• _Records provided_
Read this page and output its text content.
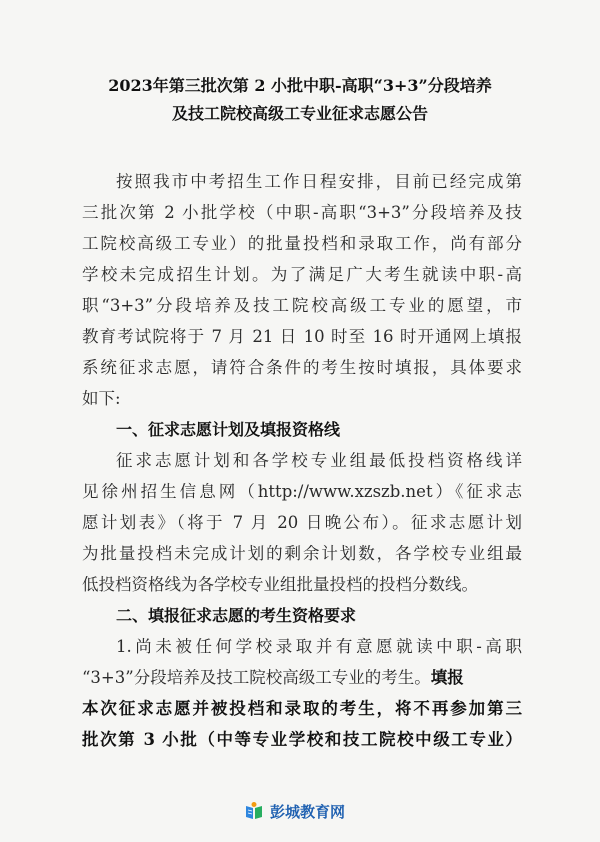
2023年第三批次第 2 小批中职-高职“3+3”分段培养
及技工院校高级工专业征求志愿公告
按照我市中考招生工作日程安排，目前已经完成第
三批次第 2 小批学校（中职-高职“3+3”分段培养及技
工院校高级工专业）的批量投档和录取工作，尚有部分
学校未完成招生计划。为了满足广大考生就读中职-高
职“3+3”分段培养及技工院校高级工专业的愿望，市
教育考试院将于 7 月 21 日 10 时至 16 时开通网上填报
系统征求志愿，请符合条件的考生按时填报，具体要求
如下:
一、征求志愿计划及填报资格线
征求志愿计划和各学校专业组最低投档资格线详
见徐州招生信息网（http://www.xzszb.net）《征求志
愿计划表》（将于 7 月 20 日晚公布）。征求志愿计划
为批量投档未完成计划的剩余计划数，各学校专业组最
低投档资格线为各学校专业组批量投档的投档分数线。
二、填报征求志愿的考生资格要求
1.尚未被任何学校录取并有意愿就读中职-高职
“3+3”分段培养及技工院校高级工专业的考生。填报
本次征求志愿并被投档和录取的考生，将不再参加第三
批次第 3 小批（中等专业学校和技工院校中级工专业）
彭城教育网
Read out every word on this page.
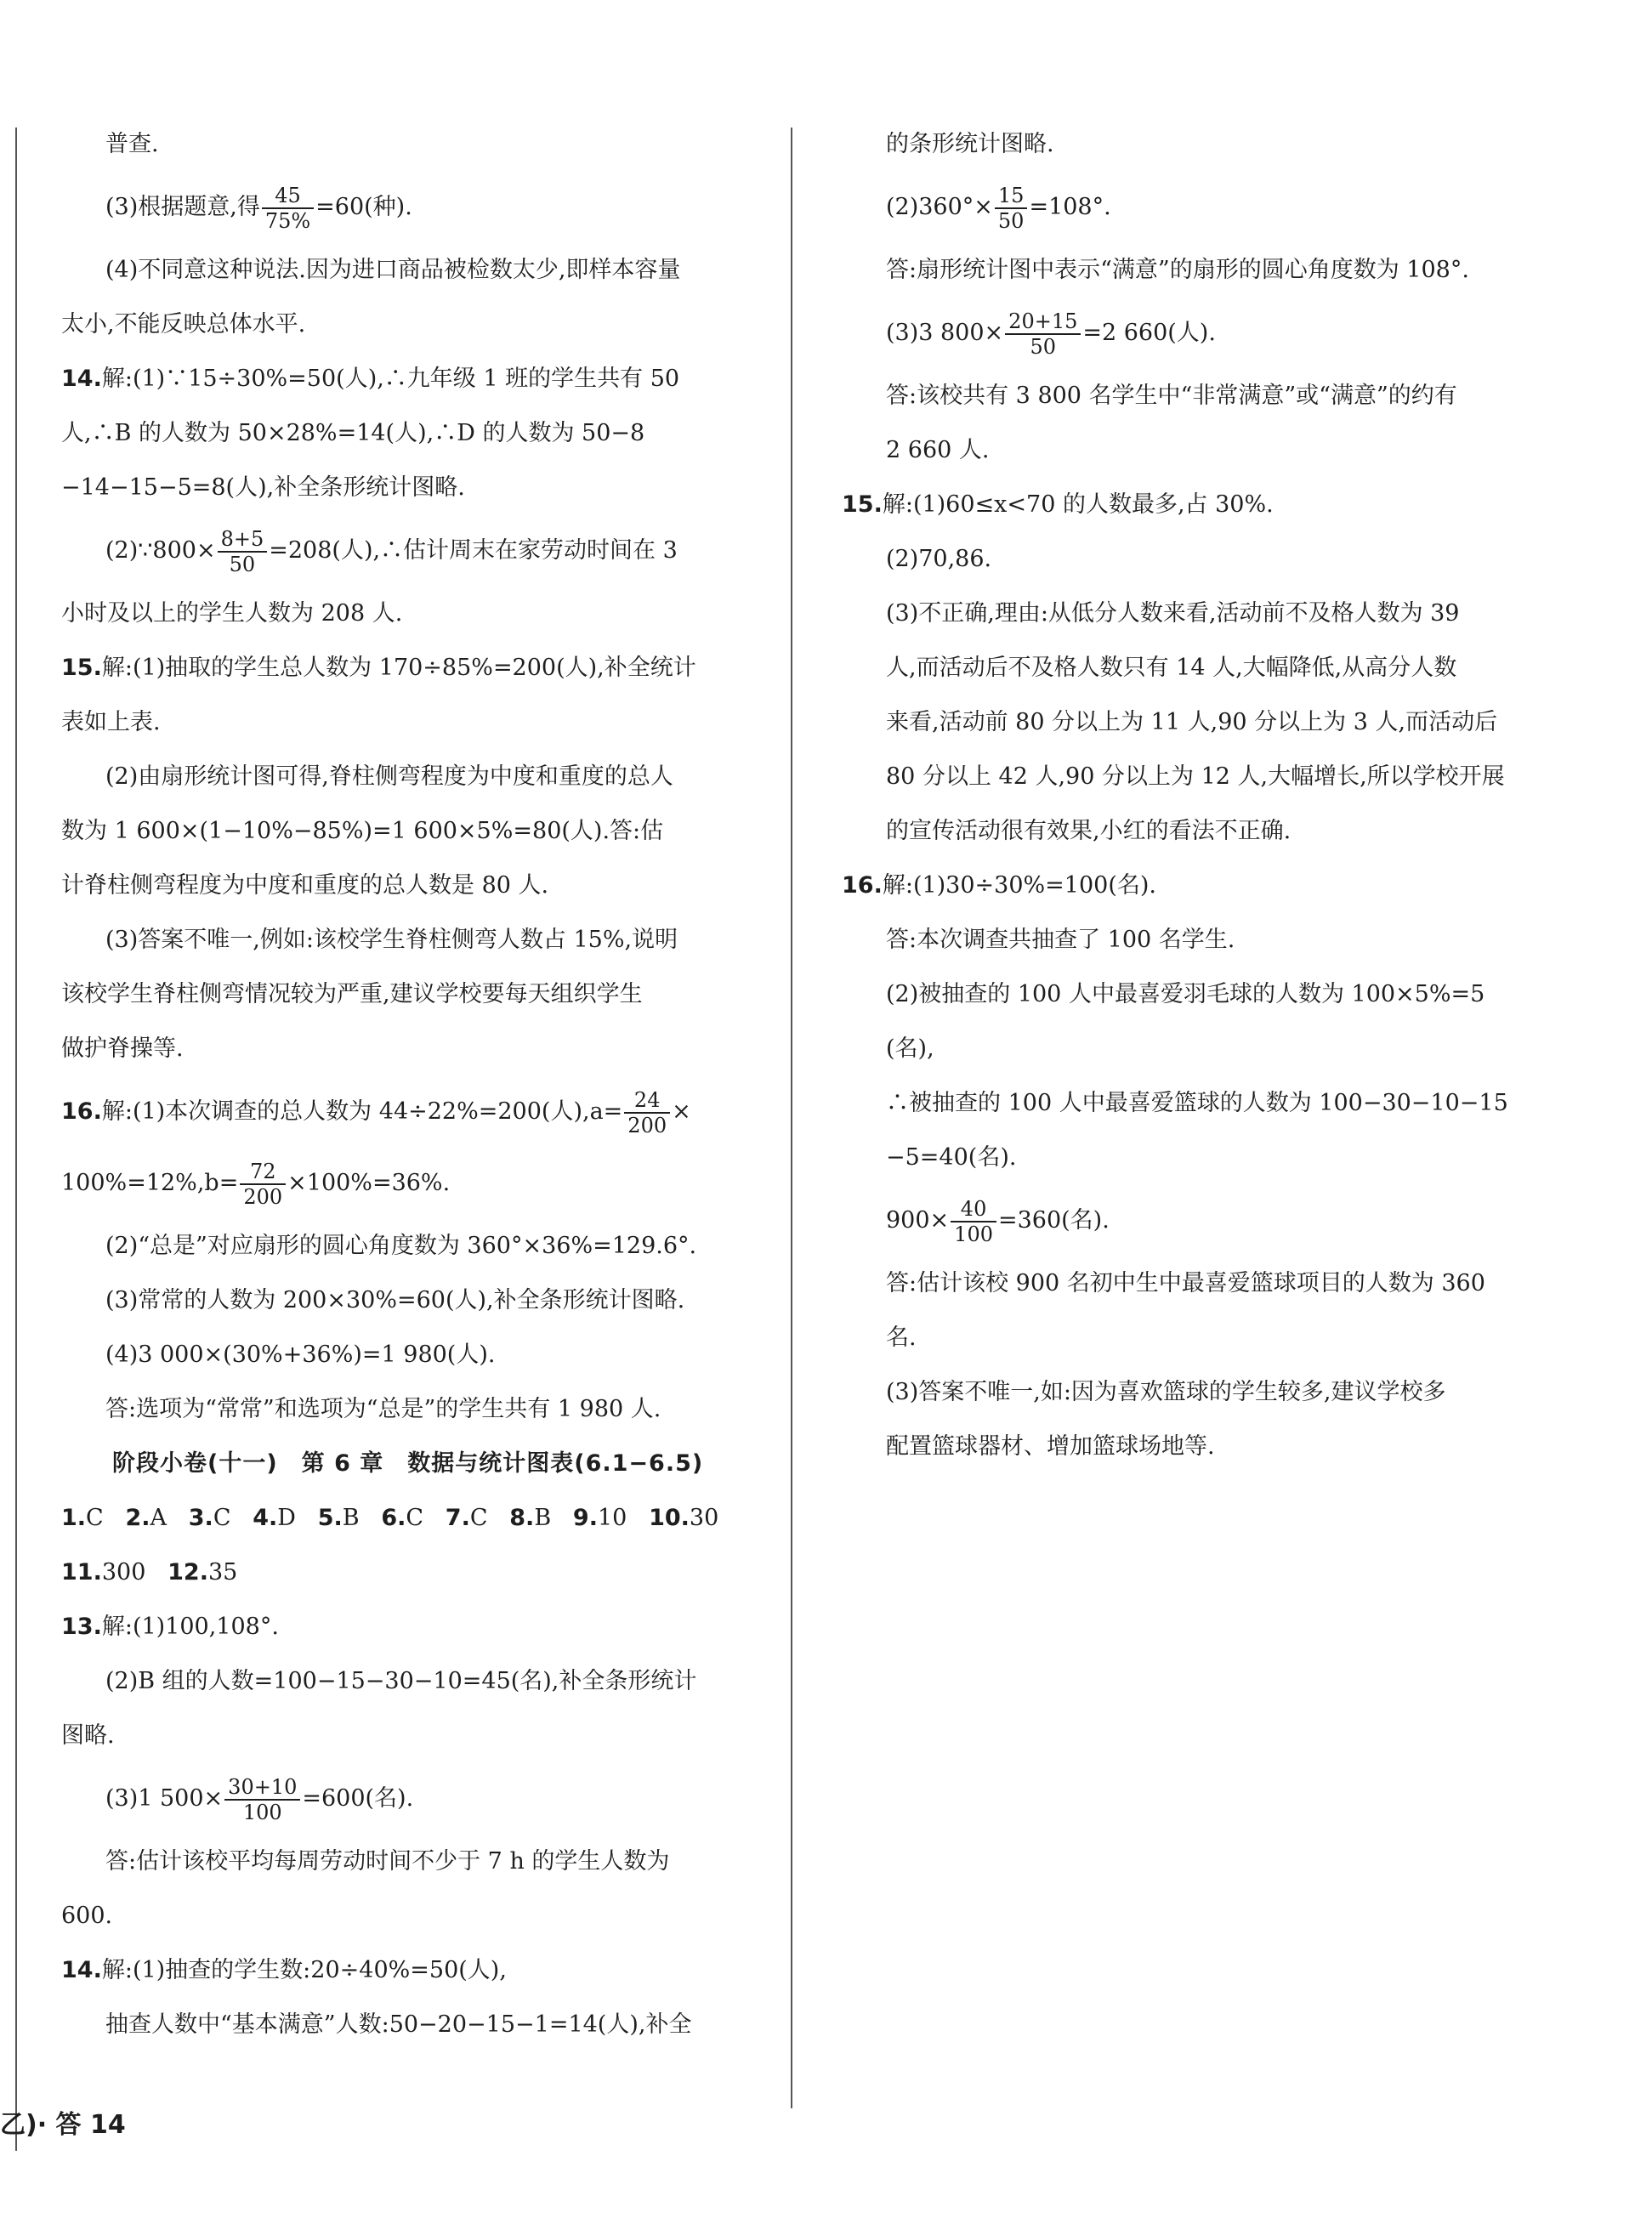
普查.
(3)根据题意,得 $\frac{45}{75\%} =60$(种).
(4)不同意这种说法.因为进口商品被检数太少,即样本容量
太小,不能反映总体水平.
14.解:(1)∵15÷30%=50(人),∴九年级 1 班的学生共有 50
人,∴B 的人数为 50×28%=14(人),∴D 的人数为 50−8
−14−15−5=8(人),补全条形统计图略.
(2)∵800× $\frac{8+5}{50} =208$(人),∴估计周末在家劳动时间在 3
小时及以上的学生人数为 208 人.
15.解:(1)抽取的学生总人数为 170÷85%=200(人),补全统计
表如上表.
(2)由扇形统计图可得,脊柱侧弯程度为中度和重度的总人
数为 1 600×(1−10%−85%)=1 600×5%=80(人).答:估
计脊柱侧弯程度为中度和重度的总人数是 80 人.
(3)答案不唯一,例如:该校学生脊柱侧弯人数占 15%,说明
该校学生脊柱侧弯情况较为严重,建议学校要每天组织学生
做护脊操等.
16.解:(1)本次调查的总人数为 44÷22%=200(人)$,a= \frac{24}{200}$ ×
$100\%=12\%,b= \frac{72}{200} \times 100\%=36\%$.
(2)“总是”对应扇形的圆心角度数为 360°×36%=129.6°.
(3)常常的人数为 200×30%=60(人),补全条形统计图略.
(4)3 000×(30%+36%)=1 980(人).
答:选项为“常常”和选项为“总是”的学生共有 1 980 人.
阶段小卷(十一)　第 6 章　数据与统计图表(6.1−6.5)
1.C 2.A 3.C 4.D 5.B 6.C 7.C 8.B 9.10 10.30
11.300 12.35
13.解:(1)100,108°.
(2)B 组的人数=100−15−30−10=45(名),补全条形统计
图略.
(3)1 $500\times \frac{30+10}{100} =600$(名).
答:估计该校平均每周劳动时间不少于 7 h 的学生人数为
600.
14.解:(1)抽查的学生数:20÷40%=50(人),
抽查人数中“基本满意”人数:50−20−15−1=14(人),补全
的条形统计图略.
$(2)360^\circ\times \frac{15}{50} =108^\circ$.
答:扇形统计图中表示“满意”的扇形的圆心角度数为 108°.
(3)3 $800\times \frac{20+15}{50} =2$ 660(人).
答:该校共有 3 800 名学生中“非常满意”或“满意”的约有
2 660 人.
15.解:(1)60≤x<70 的人数最多,占 30%.
(2)70,86.
(3)不正确,理由:从低分人数来看,活动前不及格人数为 39
人,而活动后不及格人数只有 14 人,大幅降低,从高分人数
来看,活动前 80 分以上为 11 人,90 分以上为 3 人,而活动后
80 分以上 42 人,90 分以上为 12 人,大幅增长,所以学校开展
的宣传活动很有效果,小红的看法不正确.
16.解:(1)30÷30%=100(名).
答:本次调查共抽查了 100 名学生.
(2)被抽查的 100 人中最喜爱羽毛球的人数为 100×5%=5
(名),
∴被抽查的 100 人中最喜爱篮球的人数为 100−30−10−15
−5=40(名).
$900\times \frac{40}{100} =360$(名).
答:估计该校 900 名初中生中最喜爱篮球项目的人数为 360
名.
(3)答案不唯一,如:因为喜欢篮球的学生较多,建议学校多
配置篮球器材、增加篮球场地等.
乙)· 答 14
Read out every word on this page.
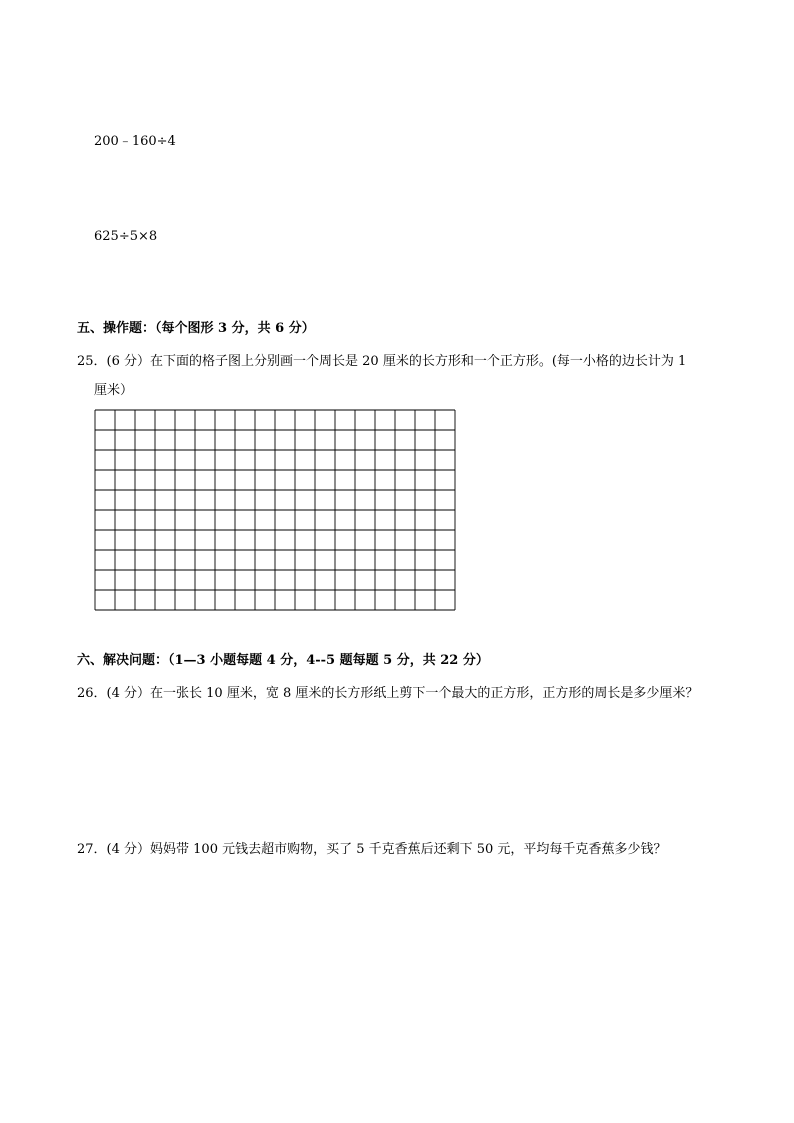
200﹣160÷4
625÷5×8
五、操作题：（每个图形 3 分，共 6 分）
25．(6 分）在下面的格子图上分别画一个周长是 20 厘米的长方形和一个正方形。(每一小格的边长计为 1
厘米）
六、解决问题：（1—3 小题每题 4 分，4--5 题每题 5 分，共 22 分）
26．(4 分）在一张长 10 厘米，宽 8 厘米的长方形纸上剪下一个最大的正方形，正方形的周长是多少厘米？
27．(4 分）妈妈带 100 元钱去超市购物，买了 5 千克香蕉后还剩下 50 元，平均每千克香蕉多少钱？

• _What is required_
Determine the number of lines in the listing that hold the word "补全条形统计图略", and supply that number and nothing further.

• _Result of the exercise_
2